(Dataset items)

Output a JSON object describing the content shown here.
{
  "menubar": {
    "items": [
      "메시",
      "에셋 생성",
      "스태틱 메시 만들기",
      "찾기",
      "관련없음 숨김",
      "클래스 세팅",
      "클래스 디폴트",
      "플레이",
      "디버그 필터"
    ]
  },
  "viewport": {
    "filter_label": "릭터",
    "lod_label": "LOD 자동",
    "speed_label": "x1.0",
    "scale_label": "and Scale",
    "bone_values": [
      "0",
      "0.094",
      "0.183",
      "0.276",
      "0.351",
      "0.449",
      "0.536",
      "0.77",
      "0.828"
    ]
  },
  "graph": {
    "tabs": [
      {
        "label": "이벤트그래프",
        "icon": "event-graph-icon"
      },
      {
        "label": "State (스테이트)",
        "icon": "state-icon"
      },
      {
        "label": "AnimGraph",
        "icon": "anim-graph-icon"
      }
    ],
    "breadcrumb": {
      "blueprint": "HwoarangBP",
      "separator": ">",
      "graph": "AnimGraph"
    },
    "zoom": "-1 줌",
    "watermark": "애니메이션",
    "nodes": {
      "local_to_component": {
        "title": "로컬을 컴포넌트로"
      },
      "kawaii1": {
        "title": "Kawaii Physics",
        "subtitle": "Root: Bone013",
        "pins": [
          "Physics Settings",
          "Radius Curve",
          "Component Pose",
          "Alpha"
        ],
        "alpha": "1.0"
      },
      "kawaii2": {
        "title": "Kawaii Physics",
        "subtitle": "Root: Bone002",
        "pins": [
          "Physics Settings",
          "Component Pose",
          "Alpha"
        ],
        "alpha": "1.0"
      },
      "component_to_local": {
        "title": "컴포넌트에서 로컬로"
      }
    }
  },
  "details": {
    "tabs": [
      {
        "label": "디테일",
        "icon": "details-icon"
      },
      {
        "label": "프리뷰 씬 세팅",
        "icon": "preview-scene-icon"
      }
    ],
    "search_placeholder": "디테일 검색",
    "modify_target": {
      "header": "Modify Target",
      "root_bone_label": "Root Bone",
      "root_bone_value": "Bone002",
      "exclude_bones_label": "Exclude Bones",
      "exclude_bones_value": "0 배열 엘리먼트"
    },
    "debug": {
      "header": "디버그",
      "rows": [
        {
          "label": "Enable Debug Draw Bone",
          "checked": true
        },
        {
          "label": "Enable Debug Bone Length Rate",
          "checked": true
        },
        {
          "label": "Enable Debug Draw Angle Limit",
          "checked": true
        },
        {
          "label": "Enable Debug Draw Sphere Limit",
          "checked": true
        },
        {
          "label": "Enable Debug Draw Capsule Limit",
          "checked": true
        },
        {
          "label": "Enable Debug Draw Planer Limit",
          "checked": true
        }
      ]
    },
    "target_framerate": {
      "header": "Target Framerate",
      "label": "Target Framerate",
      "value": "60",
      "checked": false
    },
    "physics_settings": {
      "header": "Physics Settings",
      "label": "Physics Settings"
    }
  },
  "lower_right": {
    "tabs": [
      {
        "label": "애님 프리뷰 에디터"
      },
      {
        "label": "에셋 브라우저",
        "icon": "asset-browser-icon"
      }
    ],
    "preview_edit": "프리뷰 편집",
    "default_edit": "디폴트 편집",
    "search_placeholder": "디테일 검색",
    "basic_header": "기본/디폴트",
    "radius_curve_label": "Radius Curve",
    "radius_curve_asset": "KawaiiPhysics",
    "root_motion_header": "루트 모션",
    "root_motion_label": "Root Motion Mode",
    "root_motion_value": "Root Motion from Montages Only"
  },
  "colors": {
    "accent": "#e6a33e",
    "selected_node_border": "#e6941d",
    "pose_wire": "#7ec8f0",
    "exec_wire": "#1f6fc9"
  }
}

What is expected ->
Produce an exact copy of all the records.

Expected answer ->
Output a JSON object describing the content shown here.
{
  "menubar": {
    "items": [
      "메시",
      "에셋 생성",
      "스태틱 메시 만들기",
      "찾기",
      "관련없음 숨김",
      "클래스 세팅",
      "클래스 디폴트",
      "플레이",
      "디버그 필터"
    ]
  },
  "viewport": {
    "filter_label": "릭터",
    "lod_label": "LOD 자동",
    "speed_label": "x1.0",
    "scale_label": "and Scale",
    "bone_values": [
      "0",
      "0.094",
      "0.183",
      "0.276",
      "0.351",
      "0.449",
      "0.536",
      "0.77",
      "0.828"
    ]
  },
  "graph": {
    "tabs": [
      {
        "label": "이벤트그래프",
        "icon": "event-graph-icon"
      },
      {
        "label": "State (스테이트)",
        "icon": "state-icon"
      },
      {
        "label": "AnimGraph",
        "icon": "anim-graph-icon"
      }
    ],
    "breadcrumb": {
      "blueprint": "HwoarangBP",
      "separator": ">",
      "graph": "AnimGraph"
    },
    "zoom": "-1 줌",
    "watermark": "애니메이션",
    "nodes": {
      "local_to_component": {
        "title": "로컬을 컴포넌트로"
      },
      "kawaii1": {
        "title": "Kawaii Physics",
        "subtitle": "Root: Bone013",
        "pins": [
          "Physics Settings",
          "Radius Curve",
          "Component Pose",
          "Alpha"
        ],
        "alpha": "1.0"
      },
      "kawaii2": {
        "title": "Kawaii Physics",
        "subtitle": "Root: Bone002",
        "pins": [
          "Physics Settings",
          "Component Pose",
          "Alpha"
        ],
        "alpha": "1.0"
      },
      "component_to_local": {
        "title": "컴포넌트에서 로컬로"
      }
    }
  },
  "details": {
    "tabs": [
      {
        "label": "디테일",
        "icon": "details-icon"
      },
      {
        "label": "프리뷰 씬 세팅",
        "icon": "preview-scene-icon"
      }
    ],
    "search_placeholder": "디테일 검색",
    "modify_target": {
      "header": "Modify Target",
      "root_bone_label": "Root Bone",
      "root_bone_value": "Bone002",
      "exclude_bones_label": "Exclude Bones",
      "exclude_bones_value": "0 배열 엘리먼트"
    },
    "debug": {
      "header": "디버그",
      "rows": [
        {
          "label": "Enable Debug Draw Bone",
          "checked": true
        },
        {
          "label": "Enable Debug Bone Length Rate",
          "checked": true
        },
        {
          "label": "Enable Debug Draw Angle Limit",
          "checked": true
        },
        {
          "label": "Enable Debug Draw Sphere Limit",
          "checked": true
        },
        {
          "label": "Enable Debug Draw Capsule Limit",
          "checked": true
        },
        {
          "label": "Enable Debug Draw Planer Limit",
          "checked": true
        }
      ]
    },
    "target_framerate": {
      "header": "Target Framerate",
      "label": "Target Framerate",
      "value": "60",
      "checked": false
    },
    "physics_settings": {
      "header": "Physics Settings",
      "label": "Physics Settings"
    }
  },
  "lower_right": {
    "tabs": [
      {
        "label": "애님 프리뷰 에디터"
      },
      {
        "label": "에셋 브라우저",
        "icon": "asset-browser-icon"
      }
    ],
    "preview_edit": "프리뷰 편집",
    "default_edit": "디폴트 편집",
    "search_placeholder": "디테일 검색",
    "basic_header": "기본/디폴트",
    "radius_curve_label": "Radius Curve",
    "radius_curve_asset": "KawaiiPhysics",
    "root_motion_header": "루트 모션",
    "root_motion_label": "Root Motion Mode",
    "root_motion_value": "Root Motion from Montages Only"
  },
  "colors": {
    "accent": "#e6a33e",
    "selected_node_border": "#e6941d",
    "pose_wire": "#7ec8f0",
    "exec_wire": "#1f6fc9"
  }
}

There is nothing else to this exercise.